-- begin INPUT FOR THIS TASK --

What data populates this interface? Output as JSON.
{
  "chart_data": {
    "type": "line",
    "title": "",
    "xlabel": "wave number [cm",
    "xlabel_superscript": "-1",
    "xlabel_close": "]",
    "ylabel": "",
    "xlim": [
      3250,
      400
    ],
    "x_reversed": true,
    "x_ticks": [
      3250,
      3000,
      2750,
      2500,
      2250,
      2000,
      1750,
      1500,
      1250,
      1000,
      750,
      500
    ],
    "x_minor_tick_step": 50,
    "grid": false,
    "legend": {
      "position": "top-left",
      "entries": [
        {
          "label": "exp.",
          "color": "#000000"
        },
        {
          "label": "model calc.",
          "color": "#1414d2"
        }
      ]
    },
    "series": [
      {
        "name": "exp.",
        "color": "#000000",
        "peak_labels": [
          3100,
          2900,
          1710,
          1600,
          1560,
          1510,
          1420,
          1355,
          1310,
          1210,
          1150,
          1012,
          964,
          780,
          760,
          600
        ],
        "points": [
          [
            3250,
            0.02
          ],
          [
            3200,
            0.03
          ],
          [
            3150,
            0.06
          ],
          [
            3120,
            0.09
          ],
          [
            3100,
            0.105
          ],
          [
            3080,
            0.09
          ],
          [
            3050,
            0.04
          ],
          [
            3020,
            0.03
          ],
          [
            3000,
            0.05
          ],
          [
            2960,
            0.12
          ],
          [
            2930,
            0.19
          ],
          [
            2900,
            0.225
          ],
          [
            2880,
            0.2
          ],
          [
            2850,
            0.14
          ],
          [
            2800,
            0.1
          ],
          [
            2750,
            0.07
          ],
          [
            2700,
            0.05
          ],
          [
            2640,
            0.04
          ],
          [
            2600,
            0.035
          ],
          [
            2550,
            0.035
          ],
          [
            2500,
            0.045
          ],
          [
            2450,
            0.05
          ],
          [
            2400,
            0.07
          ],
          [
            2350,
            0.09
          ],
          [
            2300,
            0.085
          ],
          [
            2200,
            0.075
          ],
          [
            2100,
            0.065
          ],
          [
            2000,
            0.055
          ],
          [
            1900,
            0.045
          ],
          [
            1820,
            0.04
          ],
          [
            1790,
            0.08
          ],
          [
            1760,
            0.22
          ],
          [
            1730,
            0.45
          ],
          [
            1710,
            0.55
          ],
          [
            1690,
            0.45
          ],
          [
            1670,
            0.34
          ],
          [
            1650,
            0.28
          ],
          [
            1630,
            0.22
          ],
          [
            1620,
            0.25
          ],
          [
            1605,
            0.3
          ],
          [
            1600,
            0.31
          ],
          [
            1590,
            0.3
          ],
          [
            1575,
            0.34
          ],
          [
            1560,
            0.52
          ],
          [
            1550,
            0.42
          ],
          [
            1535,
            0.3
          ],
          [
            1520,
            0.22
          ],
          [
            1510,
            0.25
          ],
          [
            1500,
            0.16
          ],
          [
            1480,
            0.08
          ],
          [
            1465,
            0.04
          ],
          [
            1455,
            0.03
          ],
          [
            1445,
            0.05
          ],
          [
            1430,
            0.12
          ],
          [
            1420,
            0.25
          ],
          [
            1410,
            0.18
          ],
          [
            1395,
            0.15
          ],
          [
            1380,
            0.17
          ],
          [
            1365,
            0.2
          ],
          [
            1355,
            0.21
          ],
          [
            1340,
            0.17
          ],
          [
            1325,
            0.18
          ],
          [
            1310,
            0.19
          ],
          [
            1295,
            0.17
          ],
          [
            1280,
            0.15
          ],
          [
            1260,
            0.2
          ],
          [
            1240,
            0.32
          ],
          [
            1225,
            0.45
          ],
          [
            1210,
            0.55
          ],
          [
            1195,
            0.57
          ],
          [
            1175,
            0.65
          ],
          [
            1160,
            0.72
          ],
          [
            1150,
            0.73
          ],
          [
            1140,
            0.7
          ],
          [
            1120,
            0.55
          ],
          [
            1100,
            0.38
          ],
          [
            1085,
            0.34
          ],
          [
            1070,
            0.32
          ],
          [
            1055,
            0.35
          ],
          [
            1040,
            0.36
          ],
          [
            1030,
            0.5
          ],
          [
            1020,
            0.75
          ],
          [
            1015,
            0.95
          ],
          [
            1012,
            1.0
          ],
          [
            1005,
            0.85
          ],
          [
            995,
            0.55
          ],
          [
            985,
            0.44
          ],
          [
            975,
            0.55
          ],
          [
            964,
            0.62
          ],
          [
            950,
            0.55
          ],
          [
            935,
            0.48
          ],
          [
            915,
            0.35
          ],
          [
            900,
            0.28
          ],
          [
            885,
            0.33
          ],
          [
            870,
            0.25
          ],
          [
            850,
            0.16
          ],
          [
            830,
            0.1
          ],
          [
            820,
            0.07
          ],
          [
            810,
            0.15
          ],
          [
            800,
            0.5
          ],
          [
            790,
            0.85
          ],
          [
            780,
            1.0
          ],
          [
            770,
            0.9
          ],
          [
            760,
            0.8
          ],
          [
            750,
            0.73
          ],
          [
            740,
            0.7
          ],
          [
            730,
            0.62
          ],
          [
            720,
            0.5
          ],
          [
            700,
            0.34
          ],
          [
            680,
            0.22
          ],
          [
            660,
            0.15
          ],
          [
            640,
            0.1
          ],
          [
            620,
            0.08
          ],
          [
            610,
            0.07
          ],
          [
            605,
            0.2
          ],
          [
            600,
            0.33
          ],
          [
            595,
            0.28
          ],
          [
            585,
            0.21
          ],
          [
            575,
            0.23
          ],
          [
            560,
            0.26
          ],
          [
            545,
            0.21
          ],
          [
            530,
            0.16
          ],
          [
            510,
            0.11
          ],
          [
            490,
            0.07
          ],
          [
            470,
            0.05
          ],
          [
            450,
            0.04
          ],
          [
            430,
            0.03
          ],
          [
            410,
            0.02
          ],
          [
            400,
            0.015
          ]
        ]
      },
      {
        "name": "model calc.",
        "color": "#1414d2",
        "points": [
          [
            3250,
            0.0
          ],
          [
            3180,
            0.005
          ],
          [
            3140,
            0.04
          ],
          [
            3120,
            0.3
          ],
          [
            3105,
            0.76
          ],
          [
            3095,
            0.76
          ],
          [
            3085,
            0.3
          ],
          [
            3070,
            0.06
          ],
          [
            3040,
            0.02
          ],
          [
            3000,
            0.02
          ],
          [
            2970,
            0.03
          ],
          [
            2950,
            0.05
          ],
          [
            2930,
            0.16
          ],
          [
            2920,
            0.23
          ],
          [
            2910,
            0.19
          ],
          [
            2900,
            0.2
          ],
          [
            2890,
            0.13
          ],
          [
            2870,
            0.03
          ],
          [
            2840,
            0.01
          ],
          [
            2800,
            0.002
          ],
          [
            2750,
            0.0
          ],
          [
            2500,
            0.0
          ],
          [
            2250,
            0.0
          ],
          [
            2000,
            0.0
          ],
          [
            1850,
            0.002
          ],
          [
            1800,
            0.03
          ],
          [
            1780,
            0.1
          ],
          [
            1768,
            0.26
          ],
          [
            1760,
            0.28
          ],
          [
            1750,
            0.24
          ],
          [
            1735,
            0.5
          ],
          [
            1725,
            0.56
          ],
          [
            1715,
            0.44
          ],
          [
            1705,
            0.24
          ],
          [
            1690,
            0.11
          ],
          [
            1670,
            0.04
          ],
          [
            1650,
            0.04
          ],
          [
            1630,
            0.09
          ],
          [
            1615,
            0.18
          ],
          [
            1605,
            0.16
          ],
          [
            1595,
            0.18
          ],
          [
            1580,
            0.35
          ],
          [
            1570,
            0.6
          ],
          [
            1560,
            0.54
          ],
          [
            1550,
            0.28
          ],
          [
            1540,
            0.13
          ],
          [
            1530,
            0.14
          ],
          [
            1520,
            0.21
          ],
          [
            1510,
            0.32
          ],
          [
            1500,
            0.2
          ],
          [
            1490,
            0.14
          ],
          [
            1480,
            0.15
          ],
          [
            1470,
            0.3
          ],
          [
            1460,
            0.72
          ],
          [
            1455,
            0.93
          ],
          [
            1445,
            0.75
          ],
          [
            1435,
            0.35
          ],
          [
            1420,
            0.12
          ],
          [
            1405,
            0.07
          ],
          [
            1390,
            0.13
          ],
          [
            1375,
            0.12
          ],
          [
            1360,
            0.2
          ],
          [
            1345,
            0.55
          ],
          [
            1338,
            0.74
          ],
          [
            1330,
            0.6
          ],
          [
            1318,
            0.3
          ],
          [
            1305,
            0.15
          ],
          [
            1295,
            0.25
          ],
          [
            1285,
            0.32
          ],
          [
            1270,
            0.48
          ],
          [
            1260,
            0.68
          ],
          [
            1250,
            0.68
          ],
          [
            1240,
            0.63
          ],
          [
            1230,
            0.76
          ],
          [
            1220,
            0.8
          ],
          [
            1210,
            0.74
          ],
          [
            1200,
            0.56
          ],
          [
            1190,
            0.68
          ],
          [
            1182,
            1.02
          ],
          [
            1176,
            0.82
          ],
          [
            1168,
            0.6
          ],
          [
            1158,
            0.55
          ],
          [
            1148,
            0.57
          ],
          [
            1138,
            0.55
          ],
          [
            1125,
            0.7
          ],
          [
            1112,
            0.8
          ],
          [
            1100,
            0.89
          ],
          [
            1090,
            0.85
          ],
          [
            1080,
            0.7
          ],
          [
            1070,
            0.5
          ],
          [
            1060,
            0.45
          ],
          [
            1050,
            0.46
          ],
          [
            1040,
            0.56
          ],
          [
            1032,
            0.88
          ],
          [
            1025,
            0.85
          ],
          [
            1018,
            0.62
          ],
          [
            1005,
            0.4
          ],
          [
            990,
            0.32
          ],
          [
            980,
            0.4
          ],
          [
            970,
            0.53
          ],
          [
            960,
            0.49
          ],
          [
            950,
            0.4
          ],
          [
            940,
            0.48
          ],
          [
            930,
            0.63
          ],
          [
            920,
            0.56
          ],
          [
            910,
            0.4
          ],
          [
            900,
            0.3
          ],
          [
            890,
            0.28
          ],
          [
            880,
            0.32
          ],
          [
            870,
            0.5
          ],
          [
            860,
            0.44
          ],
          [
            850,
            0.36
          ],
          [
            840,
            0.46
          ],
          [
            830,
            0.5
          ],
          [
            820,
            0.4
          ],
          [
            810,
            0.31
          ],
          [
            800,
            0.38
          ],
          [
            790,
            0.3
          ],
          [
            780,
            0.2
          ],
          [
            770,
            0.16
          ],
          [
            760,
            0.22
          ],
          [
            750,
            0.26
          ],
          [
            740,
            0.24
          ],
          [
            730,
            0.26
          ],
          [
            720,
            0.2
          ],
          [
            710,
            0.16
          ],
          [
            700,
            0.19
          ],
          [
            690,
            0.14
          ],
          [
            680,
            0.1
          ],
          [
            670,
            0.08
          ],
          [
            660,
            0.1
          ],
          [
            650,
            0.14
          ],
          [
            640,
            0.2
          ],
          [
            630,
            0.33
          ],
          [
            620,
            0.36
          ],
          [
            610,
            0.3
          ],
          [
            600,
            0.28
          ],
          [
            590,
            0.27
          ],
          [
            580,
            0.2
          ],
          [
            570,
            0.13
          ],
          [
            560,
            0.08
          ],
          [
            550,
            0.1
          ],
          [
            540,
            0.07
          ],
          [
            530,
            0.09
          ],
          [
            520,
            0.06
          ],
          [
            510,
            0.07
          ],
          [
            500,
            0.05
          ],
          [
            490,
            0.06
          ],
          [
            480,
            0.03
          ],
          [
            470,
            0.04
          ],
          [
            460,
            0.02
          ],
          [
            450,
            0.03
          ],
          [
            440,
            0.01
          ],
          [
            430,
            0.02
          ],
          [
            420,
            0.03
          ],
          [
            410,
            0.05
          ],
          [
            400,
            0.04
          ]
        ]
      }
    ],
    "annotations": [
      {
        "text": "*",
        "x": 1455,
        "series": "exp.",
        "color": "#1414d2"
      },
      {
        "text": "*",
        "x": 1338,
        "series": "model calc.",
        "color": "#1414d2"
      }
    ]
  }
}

-- end INPUT FOR THIS TASK --

Select every line in the records above that contains the word "model".

■ **EXERCISE RESULT**:
          "label": "model calc.",
        "name": "model calc.",
        "series": "model calc.",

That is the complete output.